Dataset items
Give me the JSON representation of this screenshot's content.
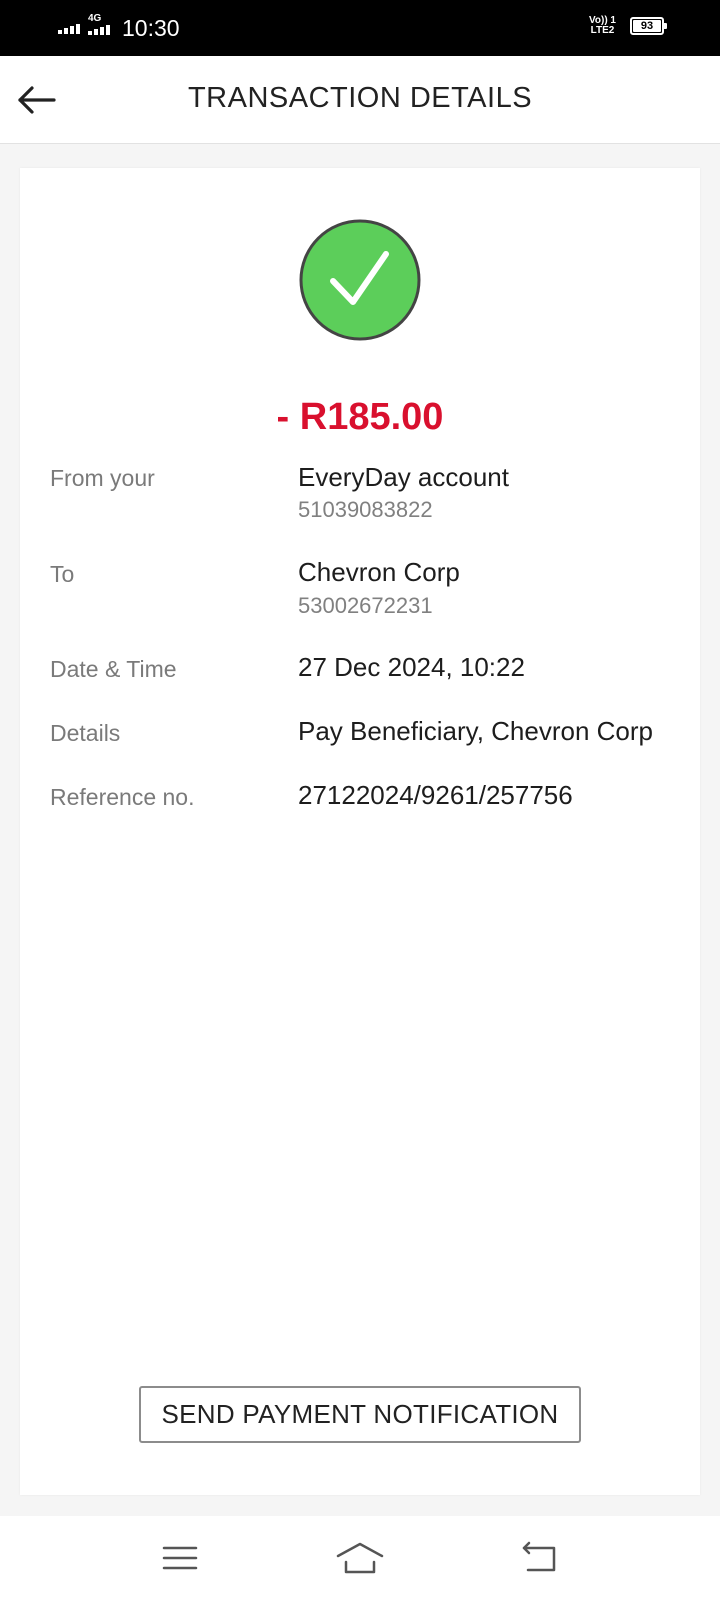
{
  "status_bar": {
    "network_label": "4G",
    "time": "10:30",
    "volte_line1": "Vo)) 1",
    "volte_line2": "LTE2",
    "battery_level": "93"
  },
  "header": {
    "back_icon": "arrow-left-icon",
    "title": "TRANSACTION DETAILS"
  },
  "transaction": {
    "status_icon": "checkmark-circle-icon",
    "status_color": "#5cce5a",
    "amount": "- R185.00",
    "amount_color": "#d9102e",
    "from": {
      "label": "From your",
      "value": "EveryDay account",
      "sub": "51039083822"
    },
    "to": {
      "label": "To",
      "value": "Chevron Corp",
      "sub": "53002672231"
    },
    "date_time": {
      "label": "Date & Time",
      "value": "27 Dec 2024, 10:22"
    },
    "details": {
      "label": "Details",
      "value": "Pay Beneficiary, Chevron Corp"
    },
    "reference": {
      "label": "Reference no.",
      "value": "27122024/9261/257756"
    }
  },
  "actions": {
    "send_notification_label": "SEND PAYMENT NOTIFICATION"
  },
  "nav_bar": {
    "menu_icon": "menu-icon",
    "home_icon": "home-icon",
    "back_icon": "back-icon"
  }
}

** GIVEN TASK **
Each line of the data is to be duplicated exactly; pictures stay out of the copy.

** RESULT FOR THIS EXERCISE **
Give me the JSON representation of this screenshot's content.
{
  "status_bar": {
    "network_label": "4G",
    "time": "10:30",
    "volte_line1": "Vo)) 1",
    "volte_line2": "LTE2",
    "battery_level": "93"
  },
  "header": {
    "back_icon": "arrow-left-icon",
    "title": "TRANSACTION DETAILS"
  },
  "transaction": {
    "status_icon": "checkmark-circle-icon",
    "status_color": "#5cce5a",
    "amount": "- R185.00",
    "amount_color": "#d9102e",
    "from": {
      "label": "From your",
      "value": "EveryDay account",
      "sub": "51039083822"
    },
    "to": {
      "label": "To",
      "value": "Chevron Corp",
      "sub": "53002672231"
    },
    "date_time": {
      "label": "Date & Time",
      "value": "27 Dec 2024, 10:22"
    },
    "details": {
      "label": "Details",
      "value": "Pay Beneficiary, Chevron Corp"
    },
    "reference": {
      "label": "Reference no.",
      "value": "27122024/9261/257756"
    }
  },
  "actions": {
    "send_notification_label": "SEND PAYMENT NOTIFICATION"
  },
  "nav_bar": {
    "menu_icon": "menu-icon",
    "home_icon": "home-icon",
    "back_icon": "back-icon"
  }
}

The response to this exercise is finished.